◆ Your instructions
Gather all lines in the entries that include the word "motoru".

— Begin Available data —

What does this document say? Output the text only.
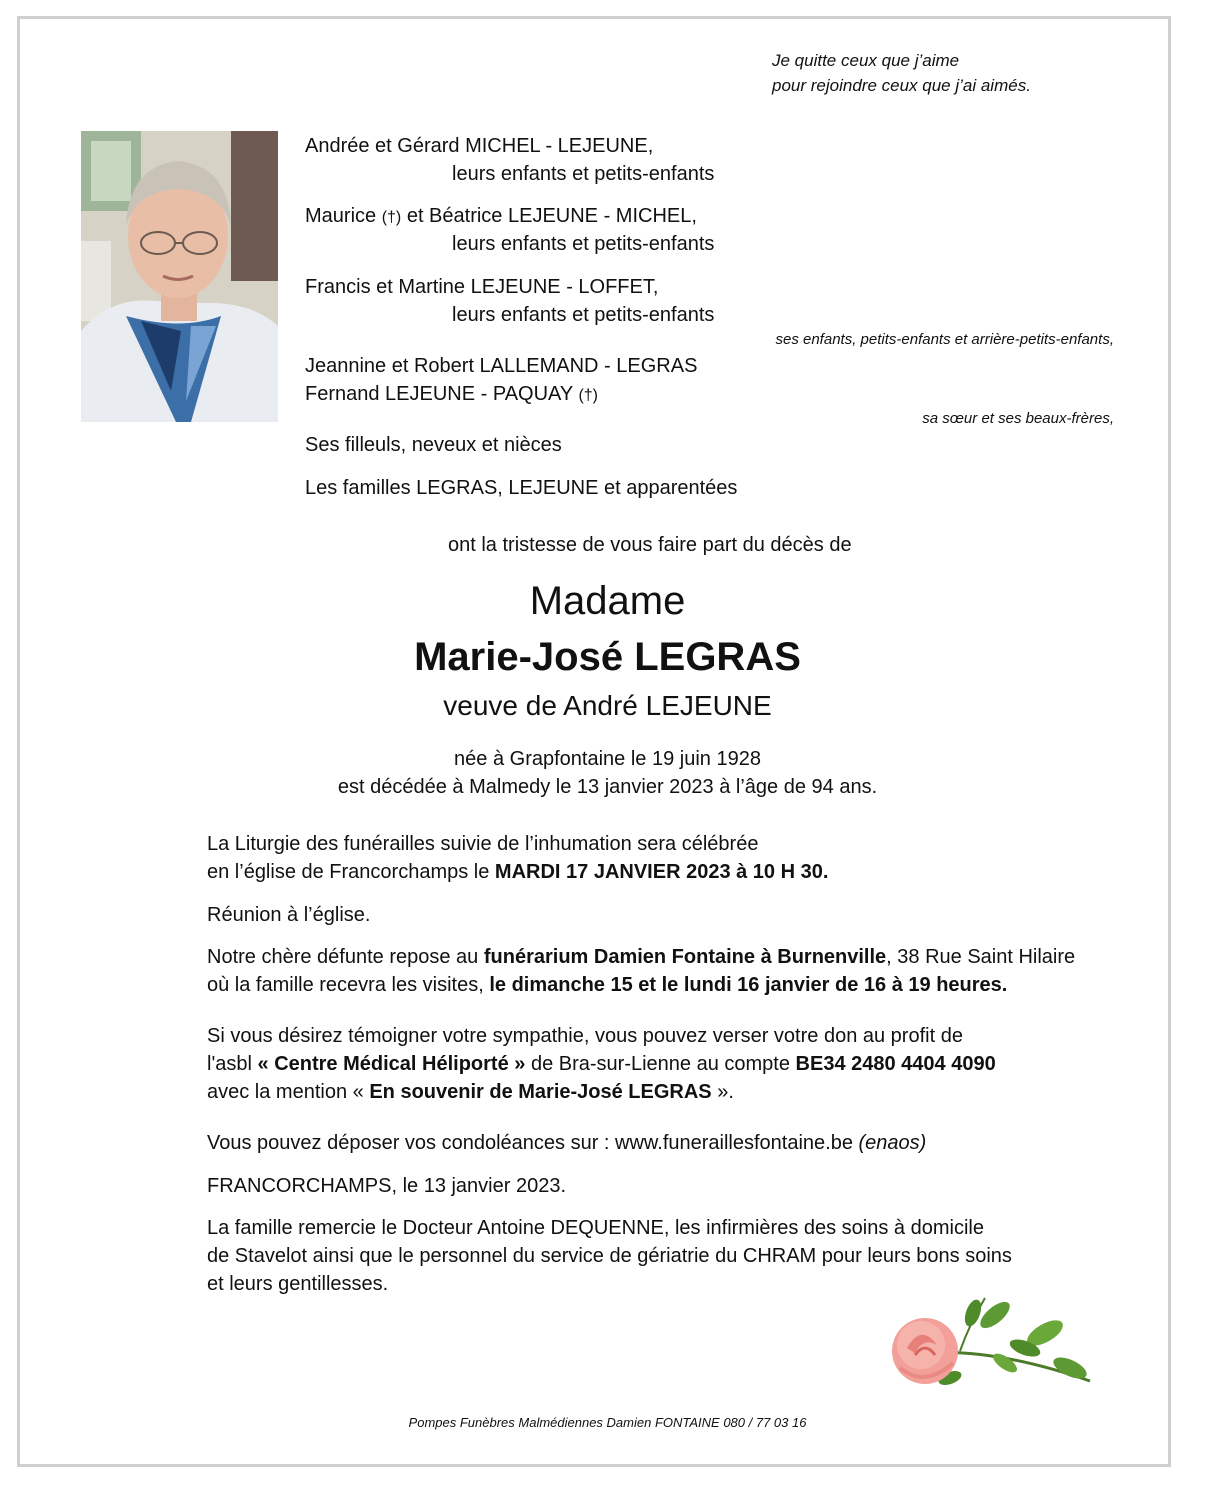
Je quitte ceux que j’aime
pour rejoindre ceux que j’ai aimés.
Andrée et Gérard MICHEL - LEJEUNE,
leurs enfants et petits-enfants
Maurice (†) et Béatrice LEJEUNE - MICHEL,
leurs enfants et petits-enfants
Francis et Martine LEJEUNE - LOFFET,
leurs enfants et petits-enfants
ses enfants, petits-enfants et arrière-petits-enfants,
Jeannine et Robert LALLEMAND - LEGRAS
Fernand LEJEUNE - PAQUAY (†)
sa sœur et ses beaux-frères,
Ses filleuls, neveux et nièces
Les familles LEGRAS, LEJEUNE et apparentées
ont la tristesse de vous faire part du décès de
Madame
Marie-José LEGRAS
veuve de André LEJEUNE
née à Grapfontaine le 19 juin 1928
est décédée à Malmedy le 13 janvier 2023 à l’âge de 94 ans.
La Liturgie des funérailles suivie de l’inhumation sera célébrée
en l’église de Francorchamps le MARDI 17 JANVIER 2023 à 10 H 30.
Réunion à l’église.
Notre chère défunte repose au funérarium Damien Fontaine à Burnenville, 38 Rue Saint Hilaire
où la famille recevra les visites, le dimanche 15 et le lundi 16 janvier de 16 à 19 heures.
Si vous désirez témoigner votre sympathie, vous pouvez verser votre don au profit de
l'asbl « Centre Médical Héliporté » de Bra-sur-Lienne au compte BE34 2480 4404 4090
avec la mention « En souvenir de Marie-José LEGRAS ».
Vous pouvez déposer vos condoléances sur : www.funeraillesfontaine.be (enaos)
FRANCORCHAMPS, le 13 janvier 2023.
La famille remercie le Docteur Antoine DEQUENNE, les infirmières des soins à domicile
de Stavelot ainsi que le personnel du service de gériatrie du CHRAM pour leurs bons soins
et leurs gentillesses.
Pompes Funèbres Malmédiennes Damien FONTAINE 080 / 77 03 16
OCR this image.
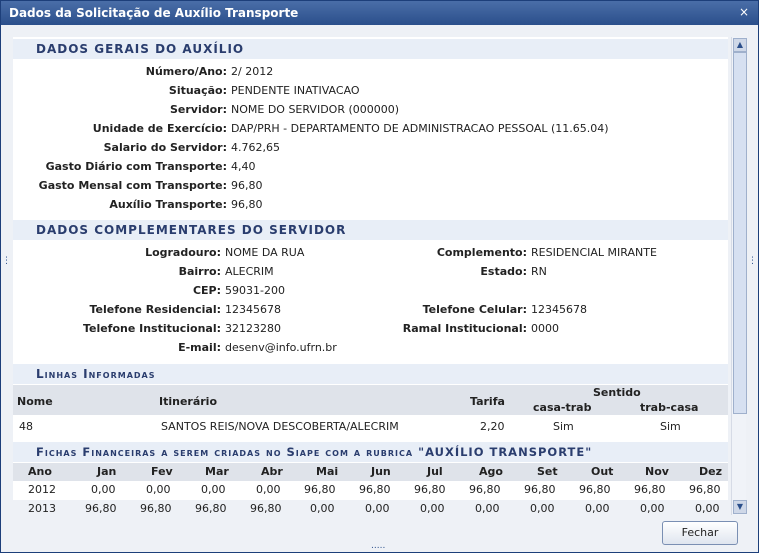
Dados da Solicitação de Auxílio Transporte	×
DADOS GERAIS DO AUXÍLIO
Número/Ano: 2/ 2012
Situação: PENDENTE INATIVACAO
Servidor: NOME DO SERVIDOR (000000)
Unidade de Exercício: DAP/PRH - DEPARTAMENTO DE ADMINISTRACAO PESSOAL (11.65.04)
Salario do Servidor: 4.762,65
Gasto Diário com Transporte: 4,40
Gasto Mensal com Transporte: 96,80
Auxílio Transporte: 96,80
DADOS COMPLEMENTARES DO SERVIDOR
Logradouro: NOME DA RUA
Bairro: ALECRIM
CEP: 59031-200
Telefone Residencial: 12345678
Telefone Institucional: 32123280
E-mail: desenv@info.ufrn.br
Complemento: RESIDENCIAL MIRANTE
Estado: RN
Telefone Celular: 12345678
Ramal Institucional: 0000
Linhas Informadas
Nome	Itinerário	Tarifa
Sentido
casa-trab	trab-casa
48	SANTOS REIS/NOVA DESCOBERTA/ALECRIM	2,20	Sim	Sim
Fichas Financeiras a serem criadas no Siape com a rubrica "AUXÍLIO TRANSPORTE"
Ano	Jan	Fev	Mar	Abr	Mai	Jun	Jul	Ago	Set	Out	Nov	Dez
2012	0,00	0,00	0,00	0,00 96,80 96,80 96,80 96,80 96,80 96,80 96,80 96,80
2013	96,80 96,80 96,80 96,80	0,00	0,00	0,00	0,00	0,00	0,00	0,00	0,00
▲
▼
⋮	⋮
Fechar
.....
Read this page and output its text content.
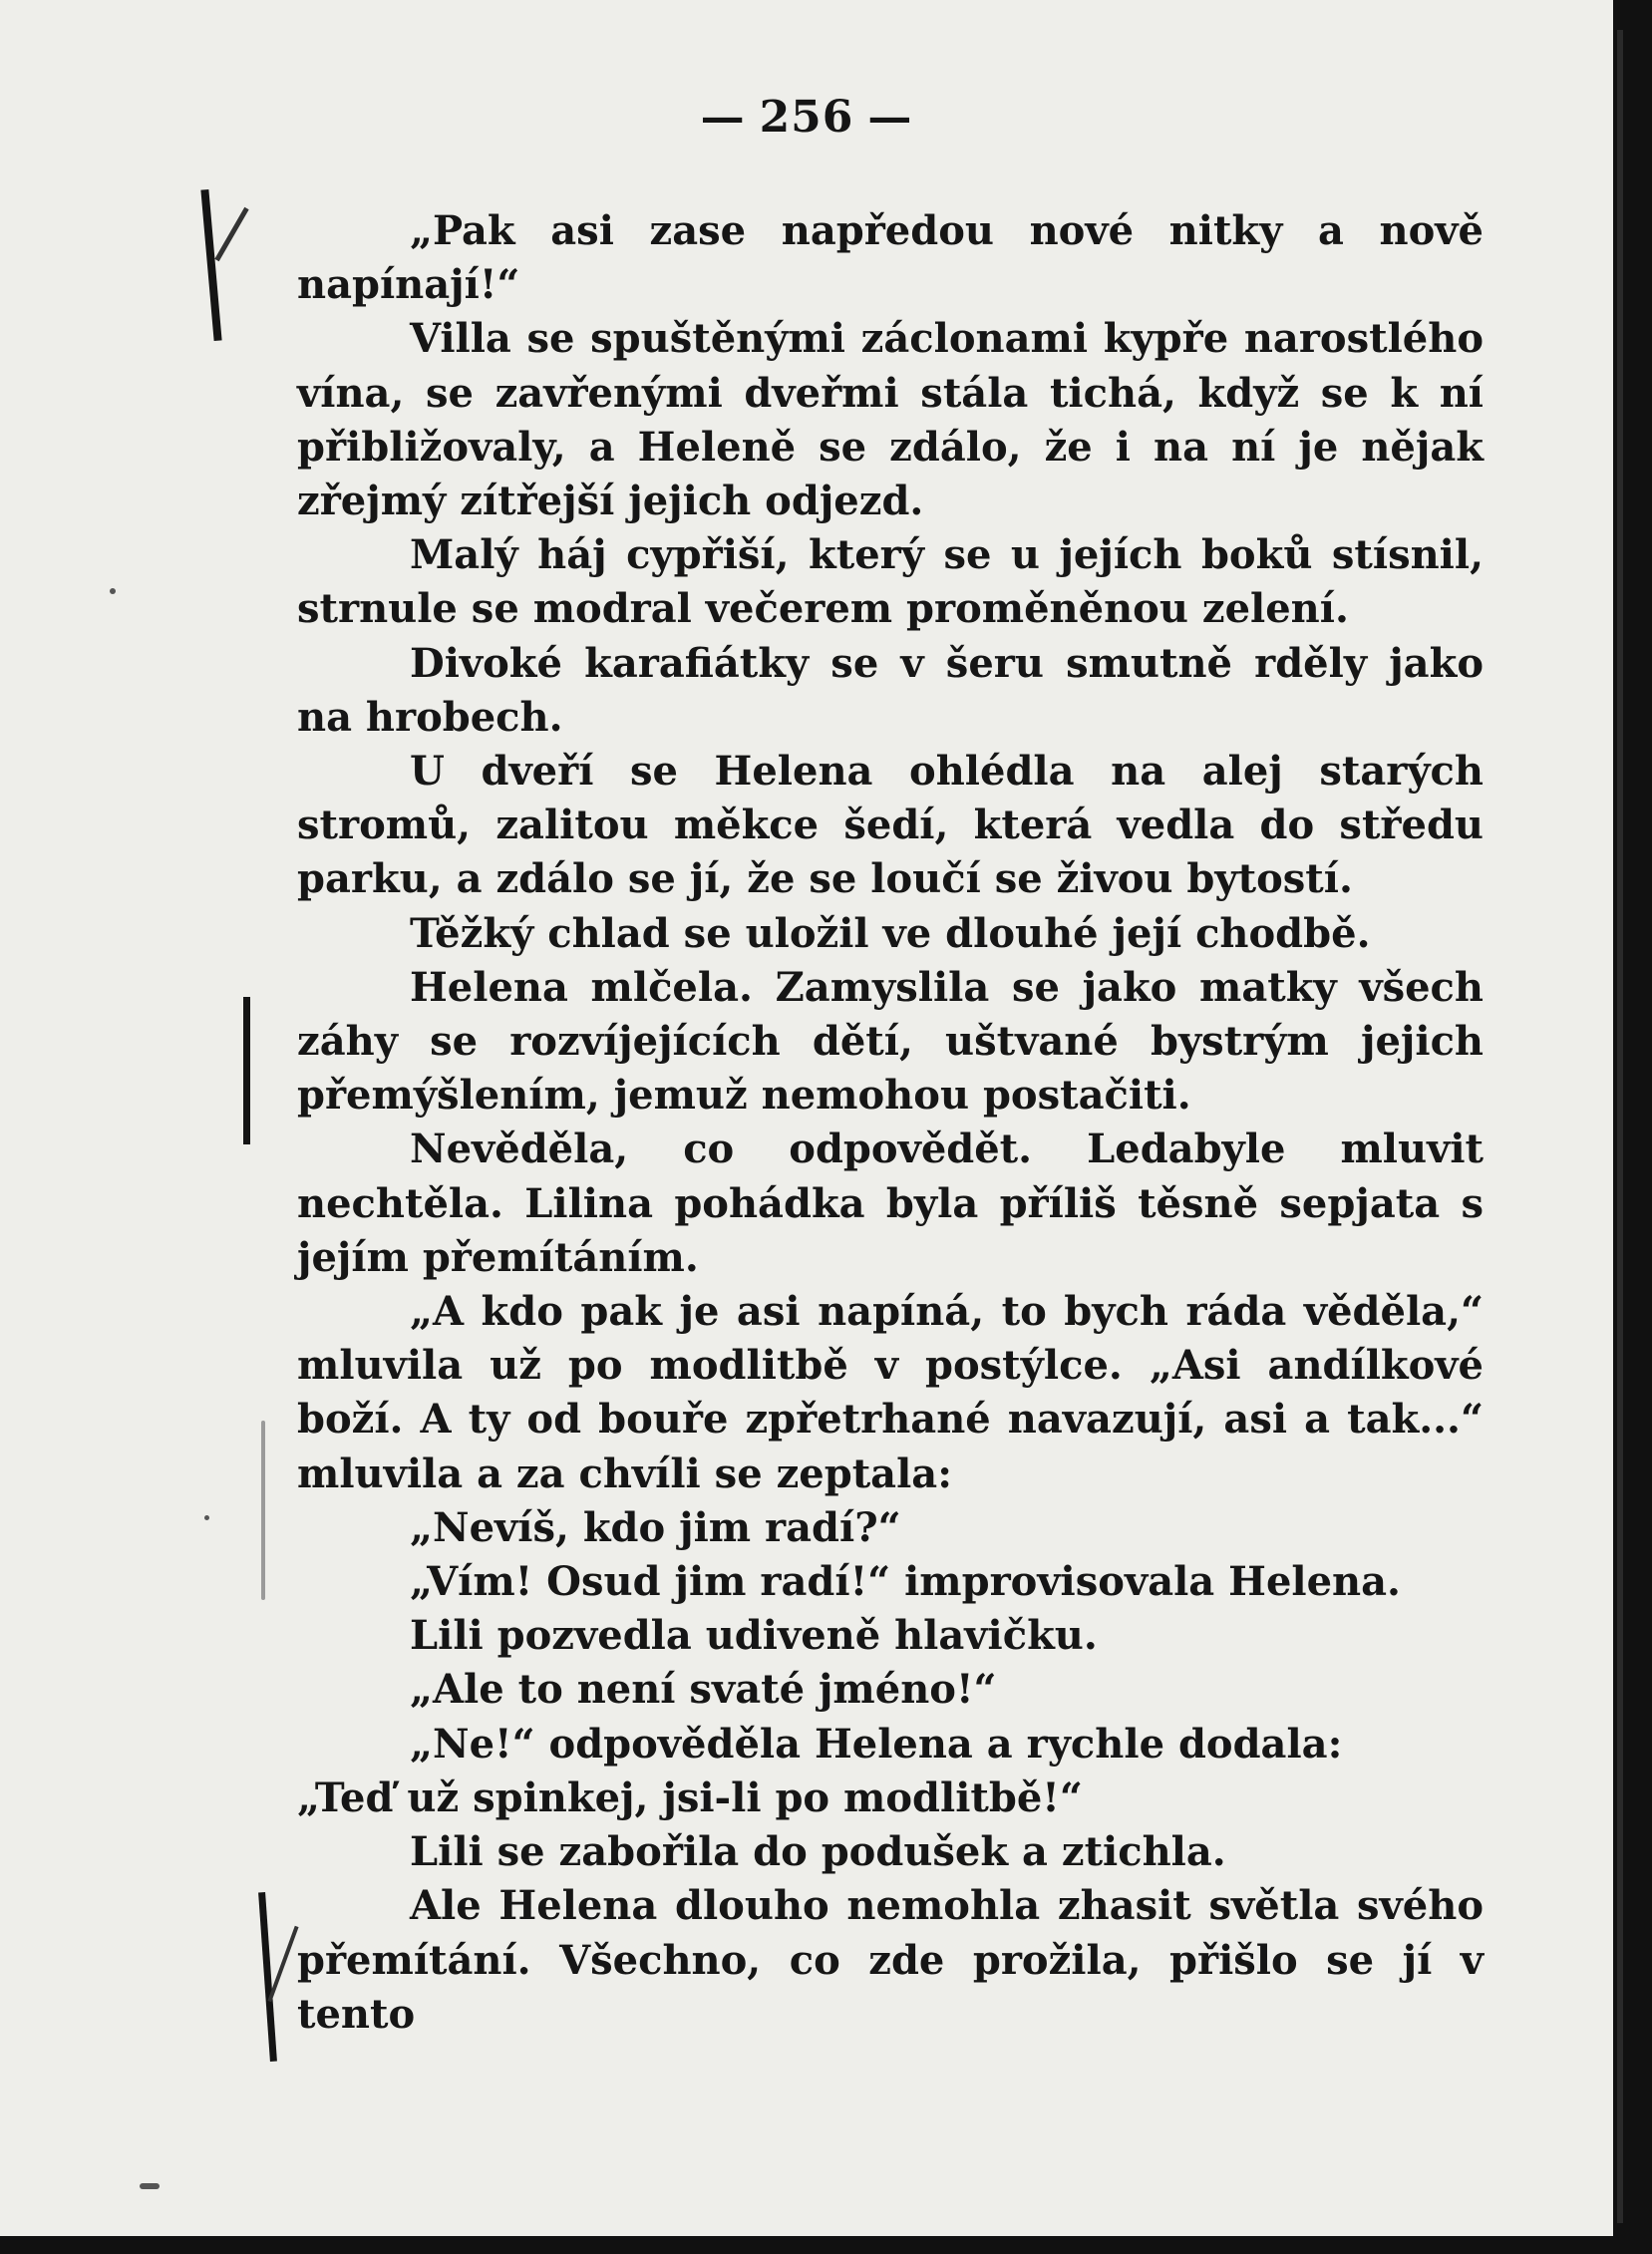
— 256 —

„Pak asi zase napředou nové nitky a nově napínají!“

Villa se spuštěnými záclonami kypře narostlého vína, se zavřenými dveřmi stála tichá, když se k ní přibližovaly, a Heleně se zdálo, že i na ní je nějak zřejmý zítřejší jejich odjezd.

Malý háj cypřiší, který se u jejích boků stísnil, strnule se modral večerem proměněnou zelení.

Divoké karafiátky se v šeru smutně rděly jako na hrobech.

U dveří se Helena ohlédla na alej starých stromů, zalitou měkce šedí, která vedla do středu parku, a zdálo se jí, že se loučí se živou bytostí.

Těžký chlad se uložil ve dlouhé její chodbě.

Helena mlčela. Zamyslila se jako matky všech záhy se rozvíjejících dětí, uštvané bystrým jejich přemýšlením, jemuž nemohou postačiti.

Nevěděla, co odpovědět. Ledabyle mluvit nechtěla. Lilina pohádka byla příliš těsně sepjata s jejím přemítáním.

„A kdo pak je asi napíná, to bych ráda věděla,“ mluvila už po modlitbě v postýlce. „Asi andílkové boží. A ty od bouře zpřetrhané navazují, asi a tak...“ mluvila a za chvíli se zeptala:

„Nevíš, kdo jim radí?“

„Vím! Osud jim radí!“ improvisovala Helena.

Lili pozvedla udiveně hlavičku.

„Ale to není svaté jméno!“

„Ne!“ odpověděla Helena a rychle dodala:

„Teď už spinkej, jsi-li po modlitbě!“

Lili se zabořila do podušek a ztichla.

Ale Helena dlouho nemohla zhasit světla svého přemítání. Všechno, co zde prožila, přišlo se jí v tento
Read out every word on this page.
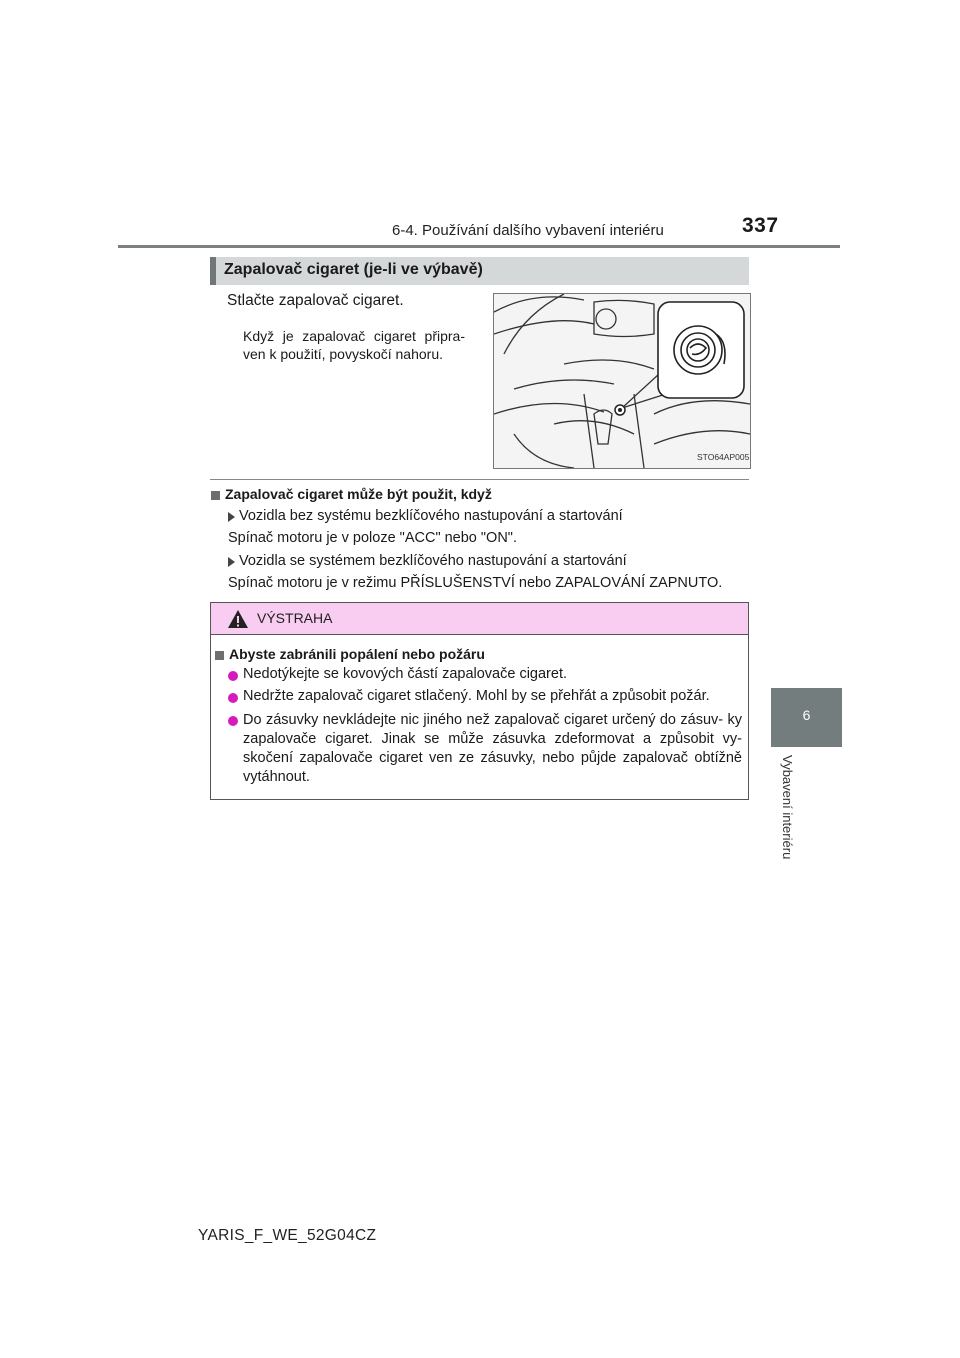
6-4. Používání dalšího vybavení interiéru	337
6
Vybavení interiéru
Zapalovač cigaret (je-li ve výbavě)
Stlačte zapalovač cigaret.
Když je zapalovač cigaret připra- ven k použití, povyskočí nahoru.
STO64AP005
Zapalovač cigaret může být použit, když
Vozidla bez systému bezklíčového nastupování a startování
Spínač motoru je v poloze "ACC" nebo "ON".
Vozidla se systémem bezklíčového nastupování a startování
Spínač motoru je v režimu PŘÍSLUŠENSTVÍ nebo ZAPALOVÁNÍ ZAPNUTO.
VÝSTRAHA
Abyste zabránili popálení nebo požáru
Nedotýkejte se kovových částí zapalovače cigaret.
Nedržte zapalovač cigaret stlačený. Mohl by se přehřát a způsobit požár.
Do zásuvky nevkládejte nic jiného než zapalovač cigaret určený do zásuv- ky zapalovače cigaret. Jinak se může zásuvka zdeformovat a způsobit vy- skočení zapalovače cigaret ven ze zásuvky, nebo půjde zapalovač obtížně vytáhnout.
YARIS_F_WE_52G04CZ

— End Available data —

◆ Answer
Spínač motoru je v poloze "ACC" nebo "ON".
Spínač motoru je v režimu PŘÍSLUŠENSTVÍ nebo ZAPALOVÁNÍ ZAPNUTO.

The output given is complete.